WORK TO DO
Make an exact copy of all the records.

━━━

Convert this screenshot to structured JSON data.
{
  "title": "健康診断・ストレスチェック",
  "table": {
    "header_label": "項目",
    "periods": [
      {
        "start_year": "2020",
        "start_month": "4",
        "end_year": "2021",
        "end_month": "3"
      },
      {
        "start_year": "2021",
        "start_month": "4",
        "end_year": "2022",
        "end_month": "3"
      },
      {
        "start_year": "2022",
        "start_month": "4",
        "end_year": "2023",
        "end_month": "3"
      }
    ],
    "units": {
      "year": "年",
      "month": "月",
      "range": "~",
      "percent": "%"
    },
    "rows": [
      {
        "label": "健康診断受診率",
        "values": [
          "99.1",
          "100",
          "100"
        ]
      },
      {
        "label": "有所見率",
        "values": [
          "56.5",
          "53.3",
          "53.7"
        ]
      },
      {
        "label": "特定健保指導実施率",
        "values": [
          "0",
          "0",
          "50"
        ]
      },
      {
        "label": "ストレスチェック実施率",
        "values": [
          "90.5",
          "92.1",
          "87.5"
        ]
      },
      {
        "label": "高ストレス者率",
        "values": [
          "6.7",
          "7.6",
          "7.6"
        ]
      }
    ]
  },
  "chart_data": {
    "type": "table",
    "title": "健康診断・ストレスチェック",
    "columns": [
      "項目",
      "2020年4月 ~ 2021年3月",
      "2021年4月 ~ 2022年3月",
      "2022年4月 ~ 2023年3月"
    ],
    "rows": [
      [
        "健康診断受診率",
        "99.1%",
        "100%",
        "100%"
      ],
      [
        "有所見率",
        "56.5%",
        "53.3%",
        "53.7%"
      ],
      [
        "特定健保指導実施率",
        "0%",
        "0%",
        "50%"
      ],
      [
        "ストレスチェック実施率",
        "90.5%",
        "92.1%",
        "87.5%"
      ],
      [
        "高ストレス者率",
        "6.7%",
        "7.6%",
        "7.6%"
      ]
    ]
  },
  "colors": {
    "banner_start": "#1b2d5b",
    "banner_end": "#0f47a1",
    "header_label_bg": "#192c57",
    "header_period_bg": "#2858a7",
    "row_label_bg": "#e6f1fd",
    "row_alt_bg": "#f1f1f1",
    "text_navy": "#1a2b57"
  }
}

━━━

TASK RESULT
Convert this screenshot to structured JSON data.
{
  "title": "健康診断・ストレスチェック",
  "table": {
    "header_label": "項目",
    "periods": [
      {
        "start_year": "2020",
        "start_month": "4",
        "end_year": "2021",
        "end_month": "3"
      },
      {
        "start_year": "2021",
        "start_month": "4",
        "end_year": "2022",
        "end_month": "3"
      },
      {
        "start_year": "2022",
        "start_month": "4",
        "end_year": "2023",
        "end_month": "3"
      }
    ],
    "units": {
      "year": "年",
      "month": "月",
      "range": "~",
      "percent": "%"
    },
    "rows": [
      {
        "label": "健康診断受診率",
        "values": [
          "99.1",
          "100",
          "100"
        ]
      },
      {
        "label": "有所見率",
        "values": [
          "56.5",
          "53.3",
          "53.7"
        ]
      },
      {
        "label": "特定健保指導実施率",
        "values": [
          "0",
          "0",
          "50"
        ]
      },
      {
        "label": "ストレスチェック実施率",
        "values": [
          "90.5",
          "92.1",
          "87.5"
        ]
      },
      {
        "label": "高ストレス者率",
        "values": [
          "6.7",
          "7.6",
          "7.6"
        ]
      }
    ]
  },
  "chart_data": {
    "type": "table",
    "title": "健康診断・ストレスチェック",
    "columns": [
      "項目",
      "2020年4月 ~ 2021年3月",
      "2021年4月 ~ 2022年3月",
      "2022年4月 ~ 2023年3月"
    ],
    "rows": [
      [
        "健康診断受診率",
        "99.1%",
        "100%",
        "100%"
      ],
      [
        "有所見率",
        "56.5%",
        "53.3%",
        "53.7%"
      ],
      [
        "特定健保指導実施率",
        "0%",
        "0%",
        "50%"
      ],
      [
        "ストレスチェック実施率",
        "90.5%",
        "92.1%",
        "87.5%"
      ],
      [
        "高ストレス者率",
        "6.7%",
        "7.6%",
        "7.6%"
      ]
    ]
  },
  "colors": {
    "banner_start": "#1b2d5b",
    "banner_end": "#0f47a1",
    "header_label_bg": "#192c57",
    "header_period_bg": "#2858a7",
    "row_label_bg": "#e6f1fd",
    "row_alt_bg": "#f1f1f1",
    "text_navy": "#1a2b57"
  }
}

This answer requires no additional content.